● **Activités**
A: Répondez aux questions suivantes à partir de l'extrait de texte.
(i) Entre quoi faudrait-il trouver le juste équilibre selon Mor Talla Kane ?
(ii) Que doit assurer l'écosystème de l'entreprise pour qu'elle puisse produire ?
(iii) Qu'auraient fait nombre d'entreprises sans la décision de l'État ?
B: Recopiez le passage de l'extrait de texte qui va de « Toutefois, prévient Mor » jusqu'à « pour pouvoir produire. » inclus.

● **Extrait du texte**
Toutefois, prévient Mor Talla Kane, il faudrait trouver le juste équilibre entre cette dimension humaine et la pérennisation de l’activité des entreprises. ‘’En un mot, analyse le responsable patronal, il se pose simplement la soutenabilité des décisions’’. Selon lui, il faut juste que l’écosystème de l’entreprise lui assure un circuit d’approvisionnement et d’écoulement pour pouvoir produire.

‘’La production, fait-il savoir, n’est pas une fin en soi. Maintenant, il est sûr que la décision de l’Etat va conforter nombre d’entreprises qui, sans cela, auraient supprimé des emplois en surnombre. Elles pourront assurer leur survie et participer à la construction d’une demande intérieure robuste à travers le maintien des revenus pour une sortie de la crise par le haut’’.

● **Données fournies**
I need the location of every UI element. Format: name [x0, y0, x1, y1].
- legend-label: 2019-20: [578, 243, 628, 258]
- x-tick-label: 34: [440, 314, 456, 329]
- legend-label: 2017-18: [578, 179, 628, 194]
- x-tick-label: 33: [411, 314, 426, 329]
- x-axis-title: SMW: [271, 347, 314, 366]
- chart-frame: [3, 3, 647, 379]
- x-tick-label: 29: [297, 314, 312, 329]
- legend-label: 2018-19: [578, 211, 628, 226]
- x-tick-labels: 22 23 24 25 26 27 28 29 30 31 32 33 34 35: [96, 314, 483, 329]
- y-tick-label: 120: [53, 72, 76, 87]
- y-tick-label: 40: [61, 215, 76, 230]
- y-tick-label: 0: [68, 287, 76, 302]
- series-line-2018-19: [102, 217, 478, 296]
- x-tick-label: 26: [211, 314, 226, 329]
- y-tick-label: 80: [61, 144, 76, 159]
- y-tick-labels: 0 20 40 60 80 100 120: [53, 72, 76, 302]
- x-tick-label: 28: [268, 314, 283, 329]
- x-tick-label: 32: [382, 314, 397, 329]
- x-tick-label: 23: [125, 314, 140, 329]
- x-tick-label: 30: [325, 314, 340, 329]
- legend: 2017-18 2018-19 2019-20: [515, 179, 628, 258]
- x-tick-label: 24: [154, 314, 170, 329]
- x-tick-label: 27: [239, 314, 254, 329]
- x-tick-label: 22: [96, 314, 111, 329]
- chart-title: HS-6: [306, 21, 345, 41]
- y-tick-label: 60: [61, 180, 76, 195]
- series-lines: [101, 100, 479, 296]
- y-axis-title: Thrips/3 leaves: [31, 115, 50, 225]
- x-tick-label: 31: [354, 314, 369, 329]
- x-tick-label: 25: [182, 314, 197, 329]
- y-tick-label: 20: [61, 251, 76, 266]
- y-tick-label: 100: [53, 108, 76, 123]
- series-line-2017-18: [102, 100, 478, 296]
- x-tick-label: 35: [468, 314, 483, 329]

● **Réponses attendues**
A:
(i) Entre cette dimension humaine et la pérennisation de l'activité des entreprises.
(ii) Un circuit d'approvisionnement et d'écoulement.
(iii) Elles auraient supprimé des emplois en surnombre.

B:
Toutefois, prévient Mor Talla Kane, il faudrait trouver le juste équilibre entre cette dimension humaine et la pérennisation de l’activité des entreprises. ‘’En un mot, analyse le responsable patronal, il se pose simplement la soutenabilité des décisions’’. Selon lui, il faut juste que l’écosystème de l’entreprise lui assure un circuit d’approvisionnement et d’écoulement pour pouvoir produire.